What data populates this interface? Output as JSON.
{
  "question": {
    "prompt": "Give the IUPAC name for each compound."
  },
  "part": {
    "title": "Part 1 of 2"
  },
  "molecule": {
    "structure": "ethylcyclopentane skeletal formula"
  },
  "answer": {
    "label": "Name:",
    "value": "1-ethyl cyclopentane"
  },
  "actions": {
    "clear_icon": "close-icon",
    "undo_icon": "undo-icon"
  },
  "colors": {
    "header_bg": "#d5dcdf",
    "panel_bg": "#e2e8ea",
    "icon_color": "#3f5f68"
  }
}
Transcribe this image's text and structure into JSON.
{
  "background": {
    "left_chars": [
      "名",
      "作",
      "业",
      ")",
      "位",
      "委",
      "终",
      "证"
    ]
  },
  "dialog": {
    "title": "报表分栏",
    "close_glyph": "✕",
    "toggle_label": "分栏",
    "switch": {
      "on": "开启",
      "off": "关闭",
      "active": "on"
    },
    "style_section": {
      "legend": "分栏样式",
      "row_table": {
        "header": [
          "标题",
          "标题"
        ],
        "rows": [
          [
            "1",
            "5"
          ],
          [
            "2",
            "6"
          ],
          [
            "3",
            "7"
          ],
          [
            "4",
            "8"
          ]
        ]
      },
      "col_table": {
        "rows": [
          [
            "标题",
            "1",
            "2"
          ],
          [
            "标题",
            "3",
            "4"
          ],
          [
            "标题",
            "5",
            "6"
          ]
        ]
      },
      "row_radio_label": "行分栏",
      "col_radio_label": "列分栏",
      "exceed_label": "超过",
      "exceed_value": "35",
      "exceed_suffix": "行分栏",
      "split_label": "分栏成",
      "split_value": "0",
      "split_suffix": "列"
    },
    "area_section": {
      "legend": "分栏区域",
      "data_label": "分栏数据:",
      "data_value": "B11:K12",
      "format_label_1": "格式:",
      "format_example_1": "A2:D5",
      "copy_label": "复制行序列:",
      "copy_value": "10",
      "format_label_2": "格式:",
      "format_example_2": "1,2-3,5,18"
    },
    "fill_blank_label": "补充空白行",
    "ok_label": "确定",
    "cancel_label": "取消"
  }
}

## Request
Copy out every line of the data above, exactly as given.

## The response
What data populates this interface? Output as JSON.
{
  "question": {
    "prompt": "Give the IUPAC name for each compound."
  },
  "part": {
    "title": "Part 1 of 2"
  },
  "molecule": {
    "structure": "ethylcyclopentane skeletal formula"
  },
  "answer": {
    "label": "Name:",
    "value": "1-ethyl cyclopentane"
  },
  "actions": {
    "clear_icon": "close-icon",
    "undo_icon": "undo-icon"
  },
  "colors": {
    "header_bg": "#d5dcdf",
    "panel_bg": "#e2e8ea",
    "icon_color": "#3f5f68"
  }
}
Transcribe this image's text and structure into JSON.
{
  "background": {
    "left_chars": [
      "名",
      "作",
      "业",
      ")",
      "位",
      "委",
      "终",
      "证"
    ]
  },
  "dialog": {
    "title": "报表分栏",
    "close_glyph": "✕",
    "toggle_label": "分栏",
    "switch": {
      "on": "开启",
      "off": "关闭",
      "active": "on"
    },
    "style_section": {
      "legend": "分栏样式",
      "row_table": {
        "header": [
          "标题",
          "标题"
        ],
        "rows": [
          [
            "1",
            "5"
          ],
          [
            "2",
            "6"
          ],
          [
            "3",
            "7"
          ],
          [
            "4",
            "8"
          ]
        ]
      },
      "col_table": {
        "rows": [
          [
            "标题",
            "1",
            "2"
          ],
          [
            "标题",
            "3",
            "4"
          ],
          [
            "标题",
            "5",
            "6"
          ]
        ]
      },
      "row_radio_label": "行分栏",
      "col_radio_label": "列分栏",
      "exceed_label": "超过",
      "exceed_value": "35",
      "exceed_suffix": "行分栏",
      "split_label": "分栏成",
      "split_value": "0",
      "split_suffix": "列"
    },
    "area_section": {
      "legend": "分栏区域",
      "data_label": "分栏数据:",
      "data_value": "B11:K12",
      "format_label_1": "格式:",
      "format_example_1": "A2:D5",
      "copy_label": "复制行序列:",
      "copy_value": "10",
      "format_label_2": "格式:",
      "format_example_2": "1,2-3,5,18"
    },
    "fill_blank_label": "补充空白行",
    "ok_label": "确定",
    "cancel_label": "取消"
  }
}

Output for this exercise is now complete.